### Data extract
---*---

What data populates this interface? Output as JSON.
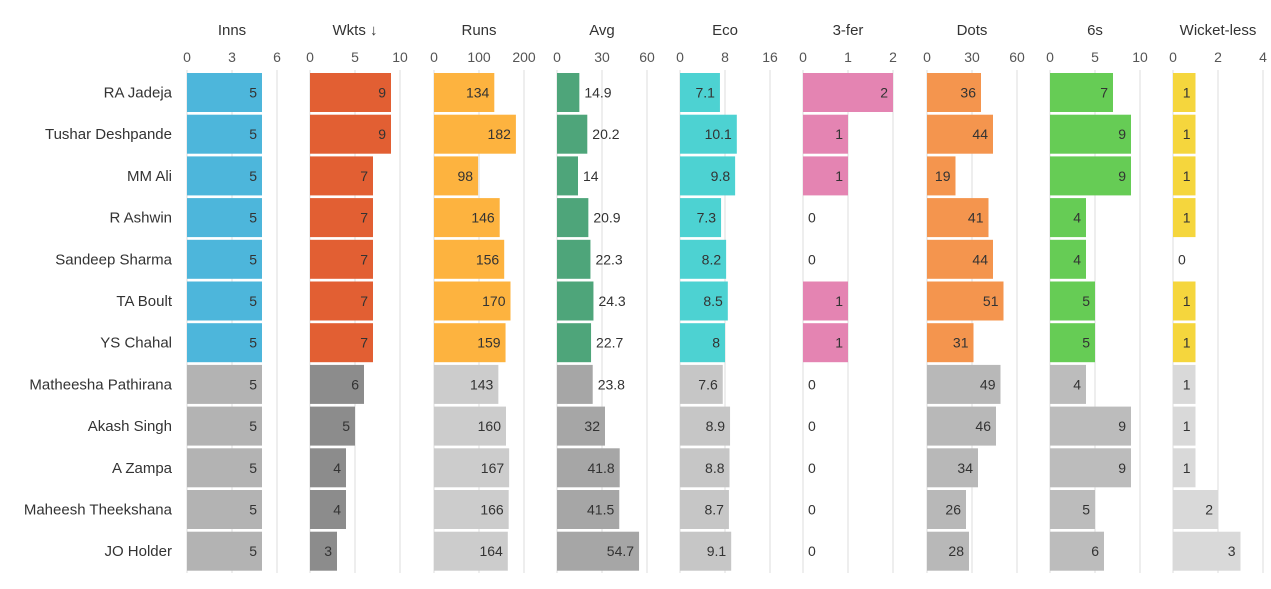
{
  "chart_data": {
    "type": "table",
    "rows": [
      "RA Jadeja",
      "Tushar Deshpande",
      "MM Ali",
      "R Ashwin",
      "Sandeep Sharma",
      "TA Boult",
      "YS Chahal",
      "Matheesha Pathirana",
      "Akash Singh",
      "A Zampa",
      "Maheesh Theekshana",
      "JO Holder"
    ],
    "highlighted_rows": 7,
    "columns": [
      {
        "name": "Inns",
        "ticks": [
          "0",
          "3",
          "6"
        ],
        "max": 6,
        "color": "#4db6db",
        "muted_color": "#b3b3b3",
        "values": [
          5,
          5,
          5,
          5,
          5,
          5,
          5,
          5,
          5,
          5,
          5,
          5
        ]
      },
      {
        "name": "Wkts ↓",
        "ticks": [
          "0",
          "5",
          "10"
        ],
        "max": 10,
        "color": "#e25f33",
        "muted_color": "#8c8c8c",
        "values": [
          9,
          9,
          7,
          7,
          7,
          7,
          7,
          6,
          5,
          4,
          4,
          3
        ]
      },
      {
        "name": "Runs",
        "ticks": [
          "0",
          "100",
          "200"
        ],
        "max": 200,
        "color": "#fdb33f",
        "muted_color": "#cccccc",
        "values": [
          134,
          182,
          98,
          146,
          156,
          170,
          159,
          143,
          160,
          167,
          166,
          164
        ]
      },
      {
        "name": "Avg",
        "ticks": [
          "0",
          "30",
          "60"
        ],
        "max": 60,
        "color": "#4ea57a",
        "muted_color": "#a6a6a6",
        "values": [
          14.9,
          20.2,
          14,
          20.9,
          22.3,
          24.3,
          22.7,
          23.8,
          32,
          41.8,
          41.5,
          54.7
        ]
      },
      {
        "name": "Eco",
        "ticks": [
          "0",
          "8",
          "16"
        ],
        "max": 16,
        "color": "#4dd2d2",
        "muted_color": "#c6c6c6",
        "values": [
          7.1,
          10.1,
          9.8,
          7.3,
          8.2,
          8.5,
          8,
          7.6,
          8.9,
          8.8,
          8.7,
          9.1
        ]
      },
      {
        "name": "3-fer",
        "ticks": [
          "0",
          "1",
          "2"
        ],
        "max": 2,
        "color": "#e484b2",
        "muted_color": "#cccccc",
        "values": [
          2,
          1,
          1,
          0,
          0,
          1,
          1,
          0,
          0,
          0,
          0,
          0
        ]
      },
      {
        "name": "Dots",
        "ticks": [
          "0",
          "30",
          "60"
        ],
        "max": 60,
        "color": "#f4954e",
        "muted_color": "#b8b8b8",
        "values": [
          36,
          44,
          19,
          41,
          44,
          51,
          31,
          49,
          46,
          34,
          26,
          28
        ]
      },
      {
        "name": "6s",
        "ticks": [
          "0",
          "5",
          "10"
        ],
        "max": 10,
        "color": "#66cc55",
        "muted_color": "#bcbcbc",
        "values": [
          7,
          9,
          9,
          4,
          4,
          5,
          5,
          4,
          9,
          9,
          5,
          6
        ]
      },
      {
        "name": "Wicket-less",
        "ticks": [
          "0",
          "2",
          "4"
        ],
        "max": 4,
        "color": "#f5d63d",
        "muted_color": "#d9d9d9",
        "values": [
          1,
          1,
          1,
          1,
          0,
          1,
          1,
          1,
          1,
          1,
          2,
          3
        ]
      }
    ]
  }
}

---*---

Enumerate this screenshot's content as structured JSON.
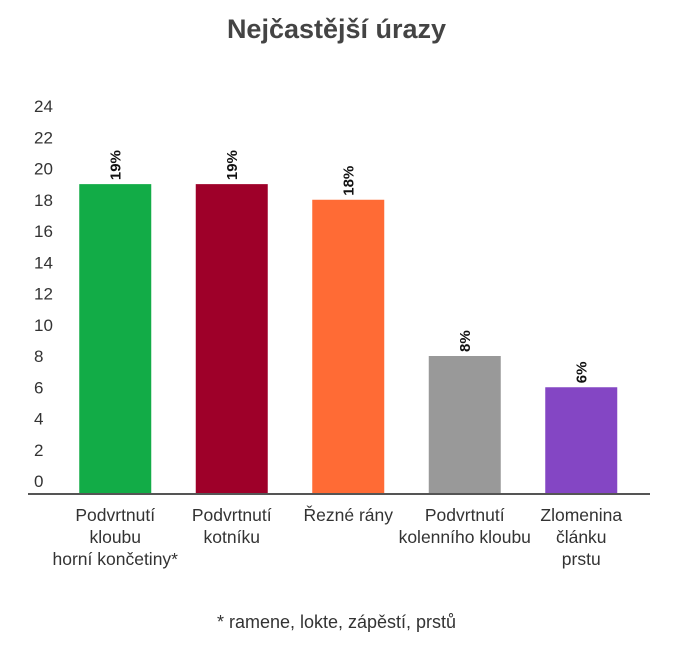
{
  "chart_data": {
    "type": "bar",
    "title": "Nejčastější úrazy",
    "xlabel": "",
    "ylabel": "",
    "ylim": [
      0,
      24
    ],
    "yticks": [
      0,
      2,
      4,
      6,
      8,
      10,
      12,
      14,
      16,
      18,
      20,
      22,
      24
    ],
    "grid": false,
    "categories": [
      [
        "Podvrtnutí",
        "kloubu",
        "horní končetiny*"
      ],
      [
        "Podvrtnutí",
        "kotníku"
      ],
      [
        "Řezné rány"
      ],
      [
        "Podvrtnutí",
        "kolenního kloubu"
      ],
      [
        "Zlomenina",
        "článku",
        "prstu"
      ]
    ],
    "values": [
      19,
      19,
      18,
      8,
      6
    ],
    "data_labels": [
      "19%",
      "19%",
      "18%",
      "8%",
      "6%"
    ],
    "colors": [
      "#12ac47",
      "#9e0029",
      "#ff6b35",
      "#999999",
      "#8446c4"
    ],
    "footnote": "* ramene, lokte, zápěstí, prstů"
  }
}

---*---

### Directions
Only a number is wanted: how many lines contain the word "name"?

### Exercise solution
9